TASK STATEMENT: How many lines of these entries hold the string "level"? Reply with the number alone.

MATERIAL FOR THE TASK:

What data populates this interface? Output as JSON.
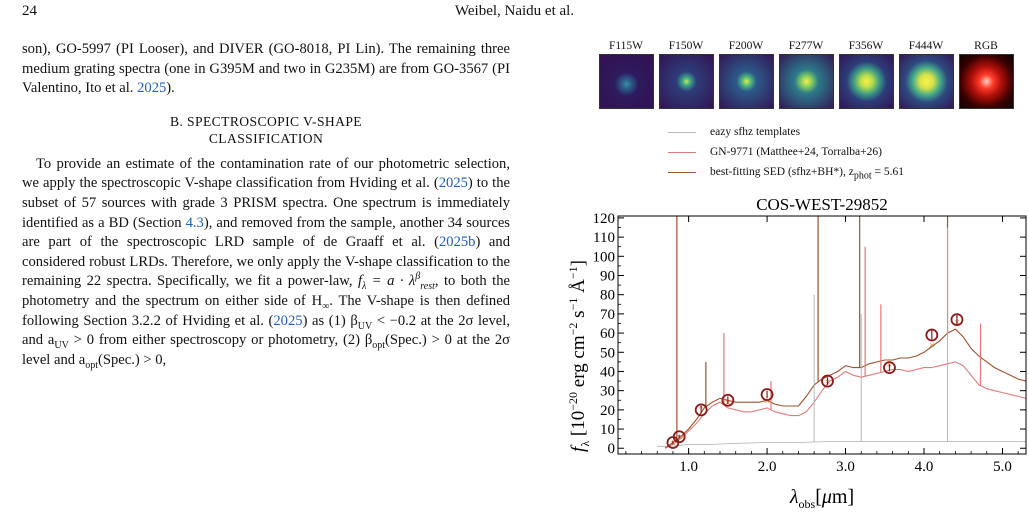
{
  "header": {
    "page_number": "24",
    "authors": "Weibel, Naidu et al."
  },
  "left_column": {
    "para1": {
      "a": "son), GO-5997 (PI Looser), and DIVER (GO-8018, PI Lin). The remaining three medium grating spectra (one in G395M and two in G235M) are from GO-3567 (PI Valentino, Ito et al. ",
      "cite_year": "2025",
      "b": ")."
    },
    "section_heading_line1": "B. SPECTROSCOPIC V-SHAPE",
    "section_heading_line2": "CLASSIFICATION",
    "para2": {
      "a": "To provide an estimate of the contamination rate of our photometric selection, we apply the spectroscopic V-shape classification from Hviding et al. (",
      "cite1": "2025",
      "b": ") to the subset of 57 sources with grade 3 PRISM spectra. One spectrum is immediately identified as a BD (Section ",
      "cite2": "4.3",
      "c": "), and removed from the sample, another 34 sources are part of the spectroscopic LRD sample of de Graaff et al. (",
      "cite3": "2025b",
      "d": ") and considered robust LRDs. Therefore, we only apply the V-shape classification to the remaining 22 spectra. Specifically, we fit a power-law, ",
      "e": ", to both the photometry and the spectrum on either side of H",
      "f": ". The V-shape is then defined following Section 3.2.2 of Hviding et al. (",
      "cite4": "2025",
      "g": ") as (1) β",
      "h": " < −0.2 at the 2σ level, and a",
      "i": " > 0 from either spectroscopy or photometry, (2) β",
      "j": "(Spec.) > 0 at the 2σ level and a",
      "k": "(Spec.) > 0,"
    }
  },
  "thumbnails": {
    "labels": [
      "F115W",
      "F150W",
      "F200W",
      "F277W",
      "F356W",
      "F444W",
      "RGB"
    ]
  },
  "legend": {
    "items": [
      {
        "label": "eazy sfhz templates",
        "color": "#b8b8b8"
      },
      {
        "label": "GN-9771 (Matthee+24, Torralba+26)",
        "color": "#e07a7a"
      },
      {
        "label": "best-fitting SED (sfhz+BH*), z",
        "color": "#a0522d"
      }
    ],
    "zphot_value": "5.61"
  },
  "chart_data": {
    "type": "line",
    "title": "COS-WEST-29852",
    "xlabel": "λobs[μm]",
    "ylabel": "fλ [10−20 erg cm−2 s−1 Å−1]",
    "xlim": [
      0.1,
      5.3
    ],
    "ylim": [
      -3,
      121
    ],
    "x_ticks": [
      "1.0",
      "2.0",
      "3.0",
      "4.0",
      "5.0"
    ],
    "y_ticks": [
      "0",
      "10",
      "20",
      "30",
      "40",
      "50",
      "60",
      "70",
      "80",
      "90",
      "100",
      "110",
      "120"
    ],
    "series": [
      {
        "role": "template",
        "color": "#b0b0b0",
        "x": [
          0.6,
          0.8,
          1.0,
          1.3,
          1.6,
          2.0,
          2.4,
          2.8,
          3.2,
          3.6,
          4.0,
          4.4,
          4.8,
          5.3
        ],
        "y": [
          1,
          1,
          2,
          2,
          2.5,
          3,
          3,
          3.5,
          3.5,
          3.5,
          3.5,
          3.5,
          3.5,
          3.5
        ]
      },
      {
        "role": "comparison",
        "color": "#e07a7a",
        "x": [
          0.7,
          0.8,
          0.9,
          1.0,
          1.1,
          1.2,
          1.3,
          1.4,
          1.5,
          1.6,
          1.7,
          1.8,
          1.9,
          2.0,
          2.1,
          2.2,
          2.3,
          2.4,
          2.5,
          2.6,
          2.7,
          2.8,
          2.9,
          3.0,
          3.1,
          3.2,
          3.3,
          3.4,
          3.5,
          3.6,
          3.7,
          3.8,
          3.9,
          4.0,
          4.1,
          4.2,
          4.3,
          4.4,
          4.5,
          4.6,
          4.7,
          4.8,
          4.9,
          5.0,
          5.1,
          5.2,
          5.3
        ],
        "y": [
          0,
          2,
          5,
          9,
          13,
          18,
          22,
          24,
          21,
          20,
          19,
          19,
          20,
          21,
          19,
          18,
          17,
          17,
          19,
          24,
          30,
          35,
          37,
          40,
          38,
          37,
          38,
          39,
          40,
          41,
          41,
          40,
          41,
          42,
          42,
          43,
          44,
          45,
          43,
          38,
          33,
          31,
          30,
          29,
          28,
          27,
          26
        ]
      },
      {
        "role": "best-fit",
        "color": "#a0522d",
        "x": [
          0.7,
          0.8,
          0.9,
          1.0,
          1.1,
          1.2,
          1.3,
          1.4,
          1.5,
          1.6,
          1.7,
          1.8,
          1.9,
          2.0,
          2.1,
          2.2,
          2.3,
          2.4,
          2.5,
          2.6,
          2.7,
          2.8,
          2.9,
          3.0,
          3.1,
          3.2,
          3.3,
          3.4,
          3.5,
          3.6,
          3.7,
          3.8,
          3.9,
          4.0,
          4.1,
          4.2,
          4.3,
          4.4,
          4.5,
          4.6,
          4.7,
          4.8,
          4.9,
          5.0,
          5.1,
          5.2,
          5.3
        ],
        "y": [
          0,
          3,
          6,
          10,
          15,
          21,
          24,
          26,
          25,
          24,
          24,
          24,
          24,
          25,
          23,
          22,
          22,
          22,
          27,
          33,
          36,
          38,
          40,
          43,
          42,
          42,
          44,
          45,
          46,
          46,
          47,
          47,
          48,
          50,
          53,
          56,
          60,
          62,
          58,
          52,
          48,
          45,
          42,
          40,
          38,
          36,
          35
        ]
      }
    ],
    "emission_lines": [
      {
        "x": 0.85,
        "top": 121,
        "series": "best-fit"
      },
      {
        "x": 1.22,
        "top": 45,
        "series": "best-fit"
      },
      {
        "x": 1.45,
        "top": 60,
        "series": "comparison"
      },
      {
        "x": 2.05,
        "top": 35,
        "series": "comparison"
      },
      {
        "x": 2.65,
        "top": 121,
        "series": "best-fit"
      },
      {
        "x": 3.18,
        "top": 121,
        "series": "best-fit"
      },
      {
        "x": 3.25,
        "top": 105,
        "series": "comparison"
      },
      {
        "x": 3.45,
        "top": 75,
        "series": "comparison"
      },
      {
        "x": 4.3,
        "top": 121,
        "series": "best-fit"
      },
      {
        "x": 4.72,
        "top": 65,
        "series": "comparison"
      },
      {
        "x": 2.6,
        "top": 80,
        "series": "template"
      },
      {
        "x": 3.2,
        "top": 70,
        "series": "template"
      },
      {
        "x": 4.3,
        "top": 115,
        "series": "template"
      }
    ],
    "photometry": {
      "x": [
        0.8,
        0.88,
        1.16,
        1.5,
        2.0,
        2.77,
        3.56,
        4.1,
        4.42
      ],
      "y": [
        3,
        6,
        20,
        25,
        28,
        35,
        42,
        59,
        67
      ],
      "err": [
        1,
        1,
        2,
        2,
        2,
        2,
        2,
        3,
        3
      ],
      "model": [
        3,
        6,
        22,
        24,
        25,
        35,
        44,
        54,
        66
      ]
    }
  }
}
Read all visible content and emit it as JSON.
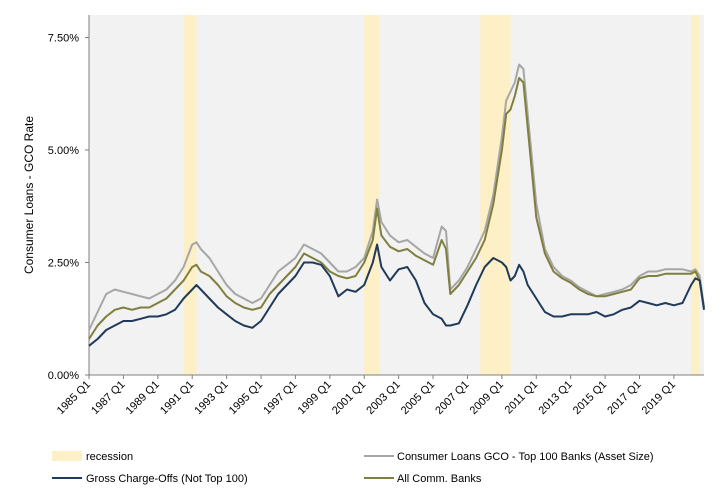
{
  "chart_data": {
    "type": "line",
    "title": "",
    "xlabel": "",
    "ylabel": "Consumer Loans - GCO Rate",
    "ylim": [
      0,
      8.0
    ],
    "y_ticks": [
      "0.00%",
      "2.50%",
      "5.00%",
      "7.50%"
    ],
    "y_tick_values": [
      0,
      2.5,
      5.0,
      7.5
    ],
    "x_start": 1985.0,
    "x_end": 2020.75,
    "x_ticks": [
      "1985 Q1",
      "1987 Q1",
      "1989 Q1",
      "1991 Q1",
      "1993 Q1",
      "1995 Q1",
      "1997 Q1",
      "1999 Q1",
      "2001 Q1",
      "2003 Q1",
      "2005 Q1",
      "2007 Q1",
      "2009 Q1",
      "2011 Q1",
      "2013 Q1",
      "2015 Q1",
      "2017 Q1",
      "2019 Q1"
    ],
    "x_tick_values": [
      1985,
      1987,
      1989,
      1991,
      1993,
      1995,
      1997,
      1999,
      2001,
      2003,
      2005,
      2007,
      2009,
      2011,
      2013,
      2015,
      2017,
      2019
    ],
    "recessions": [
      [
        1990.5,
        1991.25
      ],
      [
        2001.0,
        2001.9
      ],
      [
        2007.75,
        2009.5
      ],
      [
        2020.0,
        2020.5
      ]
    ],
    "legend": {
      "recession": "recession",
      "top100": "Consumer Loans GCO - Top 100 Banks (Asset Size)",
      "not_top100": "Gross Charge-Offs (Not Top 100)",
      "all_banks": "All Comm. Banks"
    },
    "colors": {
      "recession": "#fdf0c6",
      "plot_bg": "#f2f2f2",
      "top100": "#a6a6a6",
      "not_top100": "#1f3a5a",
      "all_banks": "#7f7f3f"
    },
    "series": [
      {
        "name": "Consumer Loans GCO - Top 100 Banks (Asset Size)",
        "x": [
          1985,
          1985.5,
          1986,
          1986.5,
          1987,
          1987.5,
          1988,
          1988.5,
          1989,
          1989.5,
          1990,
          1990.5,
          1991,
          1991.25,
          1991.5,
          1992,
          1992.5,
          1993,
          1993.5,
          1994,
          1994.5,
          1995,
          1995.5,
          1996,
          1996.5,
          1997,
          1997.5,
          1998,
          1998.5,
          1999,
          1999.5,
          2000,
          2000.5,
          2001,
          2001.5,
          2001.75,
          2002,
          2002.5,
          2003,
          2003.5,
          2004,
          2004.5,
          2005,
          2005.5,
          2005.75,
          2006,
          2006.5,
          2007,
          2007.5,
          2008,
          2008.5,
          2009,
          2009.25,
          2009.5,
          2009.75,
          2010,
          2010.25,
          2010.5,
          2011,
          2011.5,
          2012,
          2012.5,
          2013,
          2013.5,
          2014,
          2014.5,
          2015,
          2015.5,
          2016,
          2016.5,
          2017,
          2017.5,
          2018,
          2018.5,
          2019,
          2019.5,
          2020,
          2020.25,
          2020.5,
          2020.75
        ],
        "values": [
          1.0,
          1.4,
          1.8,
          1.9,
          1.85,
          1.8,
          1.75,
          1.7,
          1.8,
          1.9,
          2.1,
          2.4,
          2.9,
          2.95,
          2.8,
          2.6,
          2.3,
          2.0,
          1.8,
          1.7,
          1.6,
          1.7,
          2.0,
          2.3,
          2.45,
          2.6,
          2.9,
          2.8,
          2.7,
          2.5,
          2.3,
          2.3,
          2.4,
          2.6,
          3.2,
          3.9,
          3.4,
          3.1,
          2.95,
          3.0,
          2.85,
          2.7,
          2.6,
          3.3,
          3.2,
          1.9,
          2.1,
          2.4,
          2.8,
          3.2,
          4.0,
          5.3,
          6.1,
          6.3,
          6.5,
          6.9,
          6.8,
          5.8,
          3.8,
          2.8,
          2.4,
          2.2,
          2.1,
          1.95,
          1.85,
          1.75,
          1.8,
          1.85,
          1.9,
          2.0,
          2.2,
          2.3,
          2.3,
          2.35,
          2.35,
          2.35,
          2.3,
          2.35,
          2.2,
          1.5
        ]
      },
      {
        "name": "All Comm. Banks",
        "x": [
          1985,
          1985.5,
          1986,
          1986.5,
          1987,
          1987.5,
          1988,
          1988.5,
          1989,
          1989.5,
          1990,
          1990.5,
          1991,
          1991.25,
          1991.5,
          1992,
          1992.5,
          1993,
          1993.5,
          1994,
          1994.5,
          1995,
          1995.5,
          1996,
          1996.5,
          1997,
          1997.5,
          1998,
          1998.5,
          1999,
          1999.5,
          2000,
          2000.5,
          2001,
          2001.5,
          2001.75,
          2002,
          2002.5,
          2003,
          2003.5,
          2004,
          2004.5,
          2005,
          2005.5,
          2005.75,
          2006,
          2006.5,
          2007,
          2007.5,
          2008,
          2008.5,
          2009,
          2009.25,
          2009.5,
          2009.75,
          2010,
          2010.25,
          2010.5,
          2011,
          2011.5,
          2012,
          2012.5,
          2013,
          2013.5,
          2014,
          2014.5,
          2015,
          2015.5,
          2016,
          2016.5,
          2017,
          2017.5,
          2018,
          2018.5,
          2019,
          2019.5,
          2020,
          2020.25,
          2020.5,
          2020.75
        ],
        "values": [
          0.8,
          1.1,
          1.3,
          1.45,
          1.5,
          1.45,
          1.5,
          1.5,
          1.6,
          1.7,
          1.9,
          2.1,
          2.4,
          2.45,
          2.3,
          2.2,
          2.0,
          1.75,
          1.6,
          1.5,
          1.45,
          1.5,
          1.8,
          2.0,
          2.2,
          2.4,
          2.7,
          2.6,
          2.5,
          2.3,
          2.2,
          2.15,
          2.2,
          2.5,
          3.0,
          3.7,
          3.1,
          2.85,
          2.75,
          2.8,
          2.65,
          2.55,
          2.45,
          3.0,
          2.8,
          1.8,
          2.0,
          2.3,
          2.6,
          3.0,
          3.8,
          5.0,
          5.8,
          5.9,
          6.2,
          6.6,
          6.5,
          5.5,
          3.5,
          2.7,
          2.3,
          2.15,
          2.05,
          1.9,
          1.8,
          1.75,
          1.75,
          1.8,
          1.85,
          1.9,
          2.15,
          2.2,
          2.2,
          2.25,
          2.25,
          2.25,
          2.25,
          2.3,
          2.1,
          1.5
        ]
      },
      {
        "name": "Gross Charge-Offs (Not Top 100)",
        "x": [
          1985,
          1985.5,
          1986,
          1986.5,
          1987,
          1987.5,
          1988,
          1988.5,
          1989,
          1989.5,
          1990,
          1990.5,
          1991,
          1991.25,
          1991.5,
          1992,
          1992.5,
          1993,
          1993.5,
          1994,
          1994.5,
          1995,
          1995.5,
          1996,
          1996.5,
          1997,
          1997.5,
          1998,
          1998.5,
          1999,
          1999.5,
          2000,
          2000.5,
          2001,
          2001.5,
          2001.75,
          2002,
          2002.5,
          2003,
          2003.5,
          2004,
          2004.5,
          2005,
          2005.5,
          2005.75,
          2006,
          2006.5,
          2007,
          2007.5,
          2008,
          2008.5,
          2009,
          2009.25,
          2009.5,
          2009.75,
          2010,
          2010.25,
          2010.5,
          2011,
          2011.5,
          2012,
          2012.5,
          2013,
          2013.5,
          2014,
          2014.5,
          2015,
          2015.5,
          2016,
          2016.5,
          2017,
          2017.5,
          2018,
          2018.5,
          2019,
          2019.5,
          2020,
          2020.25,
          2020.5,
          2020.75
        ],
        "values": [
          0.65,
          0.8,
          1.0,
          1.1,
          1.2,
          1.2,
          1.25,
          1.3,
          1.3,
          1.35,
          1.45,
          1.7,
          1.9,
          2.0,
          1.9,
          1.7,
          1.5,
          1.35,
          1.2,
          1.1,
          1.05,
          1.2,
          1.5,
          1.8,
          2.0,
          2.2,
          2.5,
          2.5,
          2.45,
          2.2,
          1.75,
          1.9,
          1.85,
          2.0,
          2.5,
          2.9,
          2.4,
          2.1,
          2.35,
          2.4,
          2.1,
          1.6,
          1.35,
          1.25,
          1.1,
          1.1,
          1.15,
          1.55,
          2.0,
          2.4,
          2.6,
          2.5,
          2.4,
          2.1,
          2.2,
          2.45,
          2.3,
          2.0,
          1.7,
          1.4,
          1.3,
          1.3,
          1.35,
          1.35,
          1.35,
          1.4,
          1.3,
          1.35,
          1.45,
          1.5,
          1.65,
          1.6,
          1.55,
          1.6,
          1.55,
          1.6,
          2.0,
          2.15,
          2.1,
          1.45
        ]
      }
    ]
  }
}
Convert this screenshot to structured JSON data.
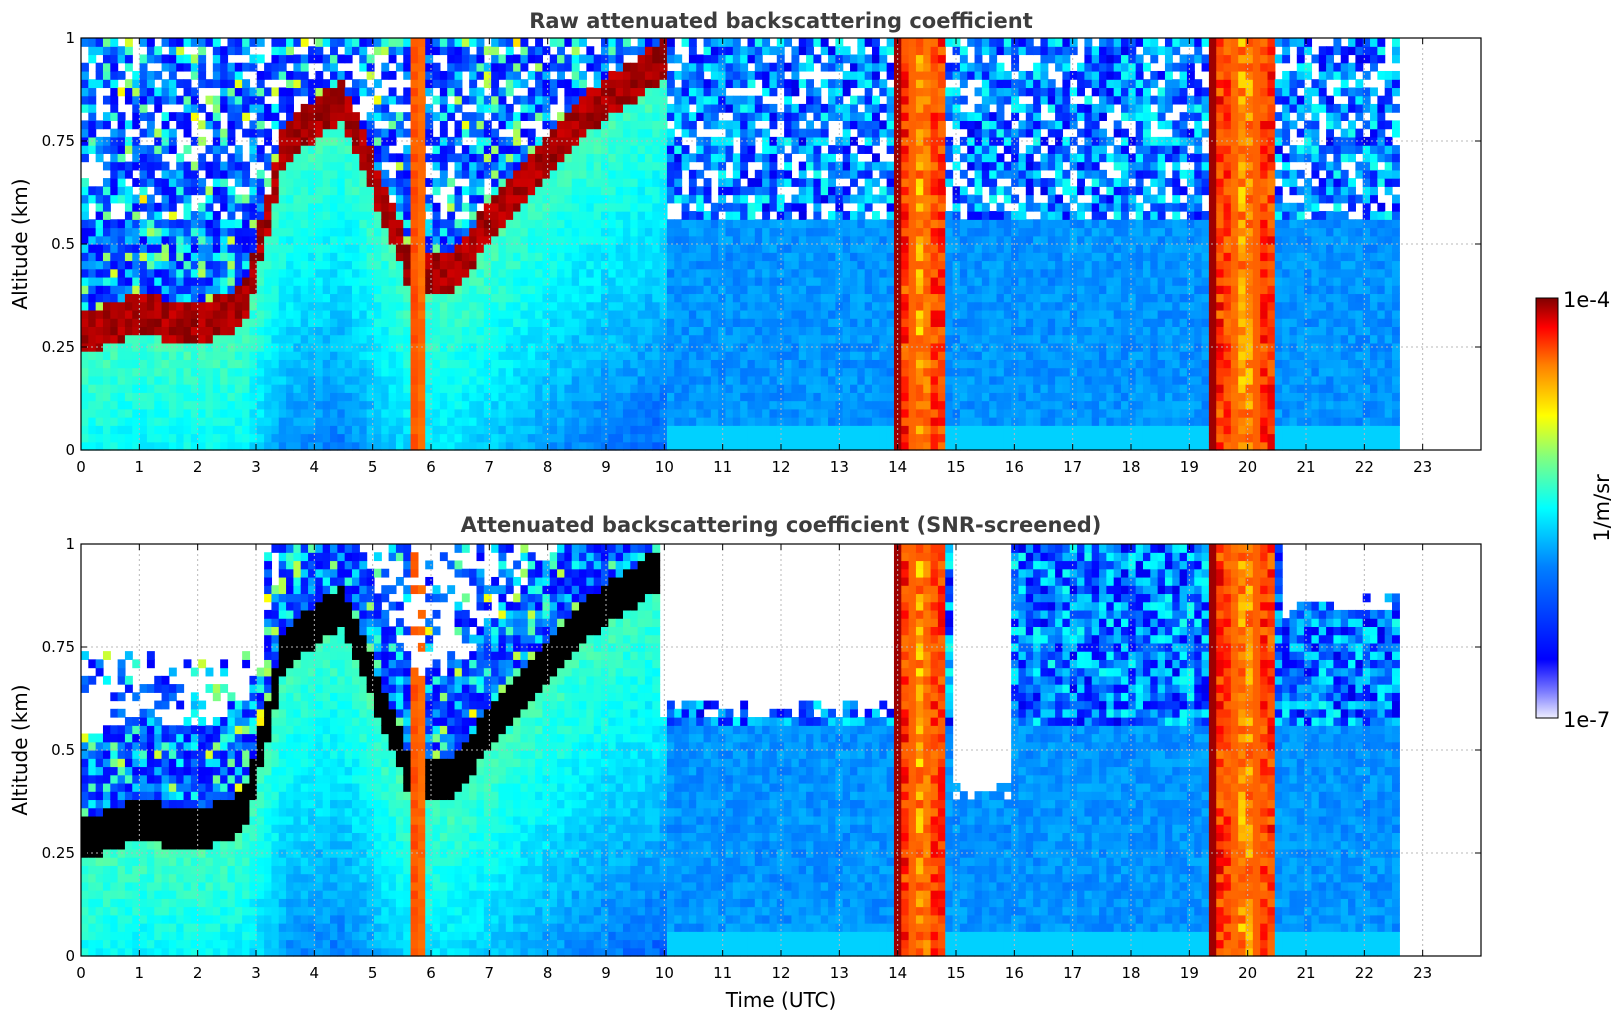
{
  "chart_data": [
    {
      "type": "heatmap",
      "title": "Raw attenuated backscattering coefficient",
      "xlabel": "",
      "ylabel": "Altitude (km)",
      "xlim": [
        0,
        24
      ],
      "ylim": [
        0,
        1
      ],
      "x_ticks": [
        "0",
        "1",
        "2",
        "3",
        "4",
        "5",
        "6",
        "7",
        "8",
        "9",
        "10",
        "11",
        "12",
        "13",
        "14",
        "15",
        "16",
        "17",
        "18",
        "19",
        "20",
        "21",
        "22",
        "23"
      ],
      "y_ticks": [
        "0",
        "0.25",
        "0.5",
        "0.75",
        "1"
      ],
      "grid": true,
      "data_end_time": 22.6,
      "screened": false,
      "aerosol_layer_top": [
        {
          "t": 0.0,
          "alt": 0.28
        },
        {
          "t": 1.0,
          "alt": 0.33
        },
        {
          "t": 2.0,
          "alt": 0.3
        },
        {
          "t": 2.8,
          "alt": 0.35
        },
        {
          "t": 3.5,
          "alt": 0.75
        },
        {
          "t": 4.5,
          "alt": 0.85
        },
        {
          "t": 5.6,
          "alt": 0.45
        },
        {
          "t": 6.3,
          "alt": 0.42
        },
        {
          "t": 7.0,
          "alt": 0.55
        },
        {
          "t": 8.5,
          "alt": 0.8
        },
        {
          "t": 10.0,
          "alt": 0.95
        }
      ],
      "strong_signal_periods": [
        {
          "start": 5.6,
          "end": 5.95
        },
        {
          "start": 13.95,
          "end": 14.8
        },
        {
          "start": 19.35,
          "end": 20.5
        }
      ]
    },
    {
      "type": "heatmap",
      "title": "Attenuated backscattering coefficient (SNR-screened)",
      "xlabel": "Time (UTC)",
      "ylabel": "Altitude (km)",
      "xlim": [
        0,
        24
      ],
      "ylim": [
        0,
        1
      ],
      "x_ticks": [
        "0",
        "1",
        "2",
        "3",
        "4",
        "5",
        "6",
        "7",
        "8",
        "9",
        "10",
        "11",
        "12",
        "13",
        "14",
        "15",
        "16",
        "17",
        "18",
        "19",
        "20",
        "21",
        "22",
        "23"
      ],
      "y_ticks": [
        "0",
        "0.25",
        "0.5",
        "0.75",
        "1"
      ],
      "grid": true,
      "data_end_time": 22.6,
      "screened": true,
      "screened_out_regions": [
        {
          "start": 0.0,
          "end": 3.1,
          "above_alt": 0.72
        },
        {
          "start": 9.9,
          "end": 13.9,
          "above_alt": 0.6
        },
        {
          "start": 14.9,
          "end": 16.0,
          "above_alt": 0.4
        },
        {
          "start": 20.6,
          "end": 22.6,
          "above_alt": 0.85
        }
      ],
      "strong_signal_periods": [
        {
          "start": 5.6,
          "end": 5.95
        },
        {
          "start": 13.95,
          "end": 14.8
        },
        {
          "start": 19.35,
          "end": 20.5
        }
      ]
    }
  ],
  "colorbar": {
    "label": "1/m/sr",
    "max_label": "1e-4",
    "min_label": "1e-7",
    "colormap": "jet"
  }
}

TASK SOLUTION: 2